> TO BE DONE
Reproduce the following lines with no changes, covering every row.

Layout coordinate data:
────────────────────

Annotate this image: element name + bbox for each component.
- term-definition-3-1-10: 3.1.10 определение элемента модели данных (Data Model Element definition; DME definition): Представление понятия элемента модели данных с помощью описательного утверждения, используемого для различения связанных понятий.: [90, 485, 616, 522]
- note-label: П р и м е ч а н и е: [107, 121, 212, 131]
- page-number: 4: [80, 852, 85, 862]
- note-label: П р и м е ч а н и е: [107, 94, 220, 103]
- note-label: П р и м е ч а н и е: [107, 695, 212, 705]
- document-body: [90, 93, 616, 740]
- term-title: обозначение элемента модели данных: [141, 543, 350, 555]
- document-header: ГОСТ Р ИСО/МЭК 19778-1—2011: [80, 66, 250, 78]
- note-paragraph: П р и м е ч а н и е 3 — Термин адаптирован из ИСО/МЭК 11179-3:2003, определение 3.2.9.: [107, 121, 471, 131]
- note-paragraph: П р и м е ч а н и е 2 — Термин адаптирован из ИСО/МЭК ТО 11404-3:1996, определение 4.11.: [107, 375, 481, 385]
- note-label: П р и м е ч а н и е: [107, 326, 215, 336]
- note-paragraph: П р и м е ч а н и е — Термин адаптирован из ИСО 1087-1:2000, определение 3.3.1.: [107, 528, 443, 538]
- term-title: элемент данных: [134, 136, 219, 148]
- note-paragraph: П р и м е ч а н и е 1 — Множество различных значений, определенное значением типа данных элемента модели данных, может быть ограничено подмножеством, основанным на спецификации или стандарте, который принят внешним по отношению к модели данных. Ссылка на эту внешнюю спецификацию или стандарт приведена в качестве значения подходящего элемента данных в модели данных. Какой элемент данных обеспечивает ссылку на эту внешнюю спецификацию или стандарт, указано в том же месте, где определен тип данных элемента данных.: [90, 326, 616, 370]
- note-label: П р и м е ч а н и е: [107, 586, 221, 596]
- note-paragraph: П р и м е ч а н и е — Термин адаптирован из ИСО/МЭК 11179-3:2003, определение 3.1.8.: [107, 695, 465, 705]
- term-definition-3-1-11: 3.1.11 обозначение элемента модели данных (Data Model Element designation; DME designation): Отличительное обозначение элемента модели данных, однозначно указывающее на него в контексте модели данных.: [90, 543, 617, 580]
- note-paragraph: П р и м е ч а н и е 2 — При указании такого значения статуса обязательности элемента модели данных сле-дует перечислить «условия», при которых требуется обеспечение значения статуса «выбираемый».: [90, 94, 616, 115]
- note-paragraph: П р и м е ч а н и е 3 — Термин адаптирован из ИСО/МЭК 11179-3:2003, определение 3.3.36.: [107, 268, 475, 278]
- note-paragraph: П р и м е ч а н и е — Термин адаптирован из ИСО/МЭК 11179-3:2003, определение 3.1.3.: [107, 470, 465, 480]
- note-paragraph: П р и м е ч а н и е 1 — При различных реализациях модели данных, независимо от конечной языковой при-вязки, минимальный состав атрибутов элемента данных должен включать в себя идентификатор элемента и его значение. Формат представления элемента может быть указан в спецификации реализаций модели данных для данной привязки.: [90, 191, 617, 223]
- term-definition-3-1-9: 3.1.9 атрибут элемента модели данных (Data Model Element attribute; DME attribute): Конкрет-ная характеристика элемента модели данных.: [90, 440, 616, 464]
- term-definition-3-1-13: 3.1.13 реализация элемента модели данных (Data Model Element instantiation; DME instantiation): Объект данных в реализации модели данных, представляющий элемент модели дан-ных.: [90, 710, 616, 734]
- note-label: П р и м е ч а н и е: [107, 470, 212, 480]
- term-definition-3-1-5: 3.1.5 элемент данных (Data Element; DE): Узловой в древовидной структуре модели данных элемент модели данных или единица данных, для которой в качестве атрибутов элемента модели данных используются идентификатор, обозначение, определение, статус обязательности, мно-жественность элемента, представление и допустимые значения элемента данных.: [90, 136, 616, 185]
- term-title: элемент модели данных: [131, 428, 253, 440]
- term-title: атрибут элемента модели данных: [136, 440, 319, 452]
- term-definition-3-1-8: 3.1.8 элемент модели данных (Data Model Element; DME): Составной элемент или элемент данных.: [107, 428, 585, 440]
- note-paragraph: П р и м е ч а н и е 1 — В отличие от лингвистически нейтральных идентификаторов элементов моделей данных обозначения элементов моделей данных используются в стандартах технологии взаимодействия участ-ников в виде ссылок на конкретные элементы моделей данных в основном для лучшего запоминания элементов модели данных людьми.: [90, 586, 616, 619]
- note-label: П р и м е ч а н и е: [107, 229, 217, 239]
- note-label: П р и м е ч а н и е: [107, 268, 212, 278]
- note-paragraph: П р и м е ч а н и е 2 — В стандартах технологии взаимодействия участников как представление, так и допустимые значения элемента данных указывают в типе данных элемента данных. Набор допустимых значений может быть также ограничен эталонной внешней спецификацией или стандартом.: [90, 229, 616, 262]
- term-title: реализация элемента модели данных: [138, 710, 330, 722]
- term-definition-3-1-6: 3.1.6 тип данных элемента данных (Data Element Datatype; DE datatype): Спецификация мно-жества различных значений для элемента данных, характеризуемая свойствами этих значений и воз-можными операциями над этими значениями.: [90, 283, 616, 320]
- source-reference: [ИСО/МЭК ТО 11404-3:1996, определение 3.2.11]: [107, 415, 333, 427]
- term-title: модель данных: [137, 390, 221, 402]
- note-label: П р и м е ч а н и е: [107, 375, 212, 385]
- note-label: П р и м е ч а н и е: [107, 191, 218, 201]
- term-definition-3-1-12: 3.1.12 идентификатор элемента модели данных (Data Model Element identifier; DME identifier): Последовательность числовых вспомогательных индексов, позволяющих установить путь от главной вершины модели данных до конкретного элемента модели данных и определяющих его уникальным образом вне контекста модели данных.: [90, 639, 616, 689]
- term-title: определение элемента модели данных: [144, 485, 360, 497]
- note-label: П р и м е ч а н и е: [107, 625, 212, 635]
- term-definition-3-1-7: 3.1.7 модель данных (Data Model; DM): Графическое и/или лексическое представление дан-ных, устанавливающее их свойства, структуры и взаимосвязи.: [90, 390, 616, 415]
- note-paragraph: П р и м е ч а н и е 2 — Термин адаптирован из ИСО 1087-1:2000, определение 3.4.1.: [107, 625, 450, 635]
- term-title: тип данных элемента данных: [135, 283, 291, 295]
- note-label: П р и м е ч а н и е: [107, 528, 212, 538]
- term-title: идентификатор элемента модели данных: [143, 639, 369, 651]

────────────────────

> COMPLETE OUTPUT
Annotate this image: element name + bbox for each component.
- term-definition-3-1-10: 3.1.10 определение элемента модели данных (Data Model Element definition; DME definition): Представление понятия элемента модели данных с помощью описательного утверждения, используемого для различения связанных понятий.: [90, 485, 616, 522]
- note-label: П р и м е ч а н и е: [107, 121, 212, 131]
- page-number: 4: [80, 852, 85, 862]
- note-label: П р и м е ч а н и е: [107, 94, 220, 103]
- note-label: П р и м е ч а н и е: [107, 695, 212, 705]
- document-body: [90, 93, 616, 740]
- term-title: обозначение элемента модели данных: [141, 543, 350, 555]
- document-header: ГОСТ Р ИСО/МЭК 19778-1—2011: [80, 66, 250, 78]
- note-paragraph: П р и м е ч а н и е 3 — Термин адаптирован из ИСО/МЭК 11179-3:2003, определение 3.2.9.: [107, 121, 471, 131]
- note-paragraph: П р и м е ч а н и е 2 — Термин адаптирован из ИСО/МЭК ТО 11404-3:1996, определение 4.11.: [107, 375, 481, 385]
- note-label: П р и м е ч а н и е: [107, 326, 215, 336]
- note-paragraph: П р и м е ч а н и е — Термин адаптирован из ИСО 1087-1:2000, определение 3.3.1.: [107, 528, 443, 538]
- term-title: элемент данных: [134, 136, 219, 148]
- note-paragraph: П р и м е ч а н и е 1 — Множество различных значений, определенное значением типа данных элемента модели данных, может быть ограничено подмножеством, основанным на спецификации или стандарте, который принят внешним по отношению к модели данных. Ссылка на эту внешнюю спецификацию или стандарт приведена в качестве значения подходящего элемента данных в модели данных. Какой элемент данных обеспечивает ссылку на эту внешнюю спецификацию или стандарт, указано в том же месте, где определен тип данных элемента данных.: [90, 326, 616, 370]
- note-label: П р и м е ч а н и е: [107, 586, 221, 596]
- note-paragraph: П р и м е ч а н и е — Термин адаптирован из ИСО/МЭК 11179-3:2003, определение 3.1.8.: [107, 695, 465, 705]
- term-definition-3-1-11: 3.1.11 обозначение элемента модели данных (Data Model Element designation; DME designation): Отличительное обозначение элемента модели данных, однозначно указывающее на него в контексте модели данных.: [90, 543, 617, 580]
- note-paragraph: П р и м е ч а н и е 2 — При указании такого значения статуса обязательности элемента модели данных сле-дует перечислить «условия», при которых требуется обеспечение значения статуса «выбираемый».: [90, 94, 616, 115]
- note-paragraph: П р и м е ч а н и е 3 — Термин адаптирован из ИСО/МЭК 11179-3:2003, определение 3.3.36.: [107, 268, 475, 278]
- note-paragraph: П р и м е ч а н и е — Термин адаптирован из ИСО/МЭК 11179-3:2003, определение 3.1.3.: [107, 470, 465, 480]
- note-paragraph: П р и м е ч а н и е 1 — При различных реализациях модели данных, независимо от конечной языковой при-вязки, минимальный состав атрибутов элемента данных должен включать в себя идентификатор элемента и его значение. Формат представления элемента может быть указан в спецификации реализаций модели данных для данной привязки.: [90, 191, 617, 223]
- term-definition-3-1-9: 3.1.9 атрибут элемента модели данных (Data Model Element attribute; DME attribute): Конкрет-ная характеристика элемента модели данных.: [90, 440, 616, 464]
- term-definition-3-1-13: 3.1.13 реализация элемента модели данных (Data Model Element instantiation; DME instantiation): Объект данных в реализации модели данных, представляющий элемент модели дан-ных.: [90, 710, 616, 734]
- note-label: П р и м е ч а н и е: [107, 470, 212, 480]
- term-definition-3-1-5: 3.1.5 элемент данных (Data Element; DE): Узловой в древовидной структуре модели данных элемент модели данных или единица данных, для которой в качестве атрибутов элемента модели данных используются идентификатор, обозначение, определение, статус обязательности, мно-жественность элемента, представление и допустимые значения элемента данных.: [90, 136, 616, 185]
- term-title: элемент модели данных: [131, 428, 253, 440]
- term-title: атрибут элемента модели данных: [136, 440, 319, 452]
- term-definition-3-1-8: 3.1.8 элемент модели данных (Data Model Element; DME): Составной элемент или элемент данных.: [107, 428, 585, 440]
- note-paragraph: П р и м е ч а н и е 1 — В отличие от лингвистически нейтральных идентификаторов элементов моделей данных обозначения элементов моделей данных используются в стандартах технологии взаимодействия участ-ников в виде ссылок на конкретные элементы моделей данных в основном для лучшего запоминания элементов модели данных людьми.: [90, 586, 616, 619]
- note-label: П р и м е ч а н и е: [107, 229, 217, 239]
- note-label: П р и м е ч а н и е: [107, 268, 212, 278]
- note-paragraph: П р и м е ч а н и е 2 — В стандартах технологии взаимодействия участников как представление, так и допустимые значения элемента данных указывают в типе данных элемента данных. Набор допустимых значений может быть также ограничен эталонной внешней спецификацией или стандартом.: [90, 229, 616, 262]
- term-title: реализация элемента модели данных: [138, 710, 330, 722]
- term-definition-3-1-6: 3.1.6 тип данных элемента данных (Data Element Datatype; DE datatype): Спецификация мно-жества различных значений для элемента данных, характеризуемая свойствами этих значений и воз-можными операциями над этими значениями.: [90, 283, 616, 320]
- source-reference: [ИСО/МЭК ТО 11404-3:1996, определение 3.2.11]: [107, 415, 333, 427]
- term-title: модель данных: [137, 390, 221, 402]
- note-label: П р и м е ч а н и е: [107, 375, 212, 385]
- note-label: П р и м е ч а н и е: [107, 191, 218, 201]
- term-definition-3-1-12: 3.1.12 идентификатор элемента модели данных (Data Model Element identifier; DME identifier): Последовательность числовых вспомогательных индексов, позволяющих установить путь от главной вершины модели данных до конкретного элемента модели данных и определяющих его уникальным образом вне контекста модели данных.: [90, 639, 616, 689]
- term-title: определение элемента модели данных: [144, 485, 360, 497]
- note-label: П р и м е ч а н и е: [107, 625, 212, 635]
- term-definition-3-1-7: 3.1.7 модель данных (Data Model; DM): Графическое и/или лексическое представление дан-ных, устанавливающее их свойства, структуры и взаимосвязи.: [90, 390, 616, 415]
- note-paragraph: П р и м е ч а н и е 2 — Термин адаптирован из ИСО 1087-1:2000, определение 3.4.1.: [107, 625, 450, 635]
- term-title: тип данных элемента данных: [135, 283, 291, 295]
- note-label: П р и м е ч а н и е: [107, 528, 212, 538]
- term-title: идентификатор элемента модели данных: [143, 639, 369, 651]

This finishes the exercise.